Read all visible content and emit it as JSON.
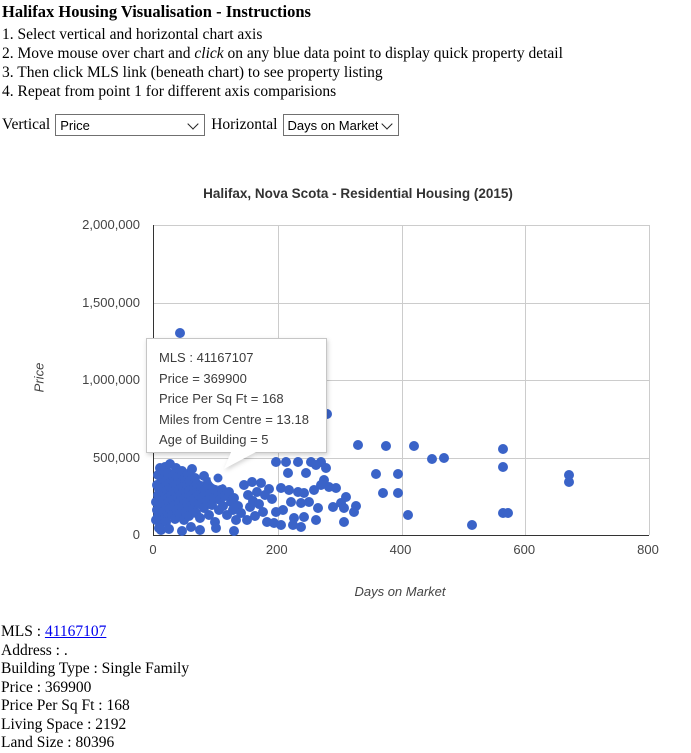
{
  "header": {
    "title": "Halifax Housing Visualisation - Instructions",
    "instructions": {
      "line1": "1. Select vertical and horizontal chart axis",
      "line2_pre": "2. Move mouse over chart and ",
      "line2_em": "click",
      "line2_post": " on any blue data point to display quick property detail",
      "line3": "3. Then click MLS link (beneath chart) to see property listing",
      "line4": "4. Repeat from point 1 for different axis comparisions"
    }
  },
  "controls": {
    "vertical_label": "Vertical",
    "vertical_value": "Price",
    "horizontal_label": "Horizontal",
    "horizontal_value": "Days on Market"
  },
  "chart_data": {
    "type": "scatter",
    "title": "Halifax, Nova Scota - Residential Housing (2015)",
    "xlabel": "Days on Market",
    "ylabel": "Price",
    "xlim": [
      0,
      800
    ],
    "ylim": [
      0,
      2000000
    ],
    "x_ticks": [
      0,
      200,
      400,
      600,
      800
    ],
    "x_tick_labels": [
      "0",
      "200",
      "400",
      "600",
      "800"
    ],
    "y_ticks": [
      0,
      500000,
      1000000,
      1500000,
      2000000
    ],
    "y_tick_labels": [
      "0",
      "500,000",
      "1,000,000",
      "1,500,000",
      "2,000,000"
    ],
    "grid": true,
    "point_color": "#3a63c8",
    "selected_point": {
      "x": 103,
      "y": 369900
    },
    "tooltip": {
      "lines": [
        "MLS : 41167107",
        "Price = 369900",
        "Price Per Sq Ft = 168",
        "Miles from Centre = 13.18",
        "Age of Building = 5"
      ]
    },
    "points": [
      [
        42,
        1303000
      ],
      [
        279,
        780000
      ],
      [
        330,
        580000
      ],
      [
        375,
        574000
      ],
      [
        420,
        574000
      ],
      [
        450,
        490000
      ],
      [
        468,
        497000
      ],
      [
        564,
        555000
      ],
      [
        564,
        440000
      ],
      [
        564,
        142000
      ],
      [
        572,
        142000
      ],
      [
        670,
        385000
      ],
      [
        670,
        340000
      ],
      [
        514,
        65000
      ],
      [
        410,
        129000
      ],
      [
        197,
        471000
      ],
      [
        213,
        471000
      ],
      [
        233,
        471000
      ],
      [
        254,
        471000
      ],
      [
        270,
        468000
      ],
      [
        262,
        452000
      ],
      [
        216,
        400000
      ],
      [
        246,
        400000
      ],
      [
        275,
        355000
      ],
      [
        278,
        432000
      ],
      [
        205,
        303000
      ],
      [
        218,
        290000
      ],
      [
        232,
        277000
      ],
      [
        242,
        271000
      ],
      [
        258,
        290000
      ],
      [
        270,
        323000
      ],
      [
        221,
        213000
      ],
      [
        237,
        206000
      ],
      [
        250,
        213000
      ],
      [
        265,
        174000
      ],
      [
        289,
        181000
      ],
      [
        302,
        206000
      ],
      [
        307,
        174000
      ],
      [
        197,
        148000
      ],
      [
        208,
        161000
      ],
      [
        226,
        110000
      ],
      [
        242,
        116000
      ],
      [
        262,
        97000
      ],
      [
        194,
        77000
      ],
      [
        205,
        65000
      ],
      [
        224,
        65000
      ],
      [
        237,
        52000
      ],
      [
        283,
        310000
      ],
      [
        294,
        303000
      ],
      [
        310,
        245000
      ],
      [
        326,
        187000
      ],
      [
        307,
        84000
      ],
      [
        323,
        148000
      ],
      [
        358,
        395000
      ],
      [
        395,
        392000
      ],
      [
        370,
        271000
      ],
      [
        394,
        271000
      ],
      [
        3,
        95000
      ],
      [
        4,
        210000
      ],
      [
        5,
        160000
      ],
      [
        5,
        320000
      ],
      [
        6,
        255000
      ],
      [
        7,
        120000
      ],
      [
        7,
        390000
      ],
      [
        8,
        300000
      ],
      [
        9,
        180000
      ],
      [
        9,
        430000
      ],
      [
        10,
        250000
      ],
      [
        11,
        340000
      ],
      [
        11,
        90000
      ],
      [
        12,
        200000
      ],
      [
        13,
        280000
      ],
      [
        13,
        415000
      ],
      [
        14,
        150000
      ],
      [
        15,
        360000
      ],
      [
        15,
        230000
      ],
      [
        16,
        310000
      ],
      [
        17,
        110000
      ],
      [
        17,
        440000
      ],
      [
        18,
        265000
      ],
      [
        19,
        195000
      ],
      [
        20,
        350000
      ],
      [
        20,
        85000
      ],
      [
        21,
        290000
      ],
      [
        22,
        240000
      ],
      [
        23,
        400000
      ],
      [
        23,
        140000
      ],
      [
        24,
        330000
      ],
      [
        25,
        215000
      ],
      [
        26,
        460000
      ],
      [
        26,
        170000
      ],
      [
        27,
        305000
      ],
      [
        28,
        255000
      ],
      [
        29,
        130000
      ],
      [
        30,
        380000
      ],
      [
        30,
        225000
      ],
      [
        31,
        295000
      ],
      [
        32,
        185000
      ],
      [
        33,
        345000
      ],
      [
        34,
        105000
      ],
      [
        35,
        270000
      ],
      [
        35,
        430000
      ],
      [
        36,
        320000
      ],
      [
        37,
        160000
      ],
      [
        38,
        240000
      ],
      [
        39,
        375000
      ],
      [
        40,
        205000
      ],
      [
        41,
        290000
      ],
      [
        42,
        135000
      ],
      [
        43,
        335000
      ],
      [
        44,
        255000
      ],
      [
        45,
        410000
      ],
      [
        46,
        180000
      ],
      [
        47,
        310000
      ],
      [
        48,
        95000
      ],
      [
        49,
        230000
      ],
      [
        50,
        365000
      ],
      [
        51,
        275000
      ],
      [
        52,
        150000
      ],
      [
        53,
        320000
      ],
      [
        54,
        215000
      ],
      [
        55,
        395000
      ],
      [
        56,
        120000
      ],
      [
        57,
        285000
      ],
      [
        58,
        350000
      ],
      [
        59,
        190000
      ],
      [
        60,
        250000
      ],
      [
        62,
        425000
      ],
      [
        63,
        165000
      ],
      [
        64,
        305000
      ],
      [
        65,
        230000
      ],
      [
        67,
        370000
      ],
      [
        68,
        140000
      ],
      [
        69,
        280000
      ],
      [
        70,
        330000
      ],
      [
        72,
        200000
      ],
      [
        73,
        260000
      ],
      [
        75,
        110000
      ],
      [
        76,
        315000
      ],
      [
        78,
        240000
      ],
      [
        80,
        380000
      ],
      [
        81,
        175000
      ],
      [
        83,
        290000
      ],
      [
        85,
        220000
      ],
      [
        87,
        345000
      ],
      [
        89,
        130000
      ],
      [
        91,
        265000
      ],
      [
        93,
        195000
      ],
      [
        95,
        310000
      ],
      [
        97,
        240000
      ],
      [
        99,
        85000
      ],
      [
        101,
        355000
      ],
      [
        103,
        275000
      ],
      [
        105,
        160000
      ],
      [
        107,
        225000
      ],
      [
        110,
        300000
      ],
      [
        112,
        190000
      ],
      [
        115,
        250000
      ],
      [
        118,
        130000
      ],
      [
        121,
        280000
      ],
      [
        124,
        210000
      ],
      [
        127,
        160000
      ],
      [
        130,
        240000
      ],
      [
        133,
        100000
      ],
      [
        136,
        185000
      ],
      [
        140,
        140000
      ],
      [
        12,
        30000
      ],
      [
        45,
        25000
      ],
      [
        75,
        35000
      ],
      [
        130,
        28000
      ],
      [
        8,
        45000
      ],
      [
        25,
        40000
      ],
      [
        60,
        50000
      ],
      [
        100,
        45000
      ],
      [
        145,
        320000
      ],
      [
        150,
        95000
      ],
      [
        152,
        260000
      ],
      [
        155,
        180000
      ],
      [
        158,
        340000
      ],
      [
        160,
        220000
      ],
      [
        163,
        120000
      ],
      [
        166,
        280000
      ],
      [
        170,
        200000
      ],
      [
        173,
        335000
      ],
      [
        176,
        150000
      ],
      [
        180,
        255000
      ],
      [
        183,
        85000
      ],
      [
        186,
        300000
      ],
      [
        190,
        230000
      ]
    ]
  },
  "details": {
    "mls_label": "MLS : ",
    "mls_link": "41167107",
    "lines": [
      "Address : .",
      "Building Type : Single Family",
      "Price : 369900",
      "Price Per Sq Ft : 168",
      "Living Space : 2192",
      "Land Size : 80396"
    ]
  }
}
============
Pull out every line above that holds the word "Market".

• **Response**:
    "horizontal_value": "Days on Market"
    "xlabel": "Days on Market",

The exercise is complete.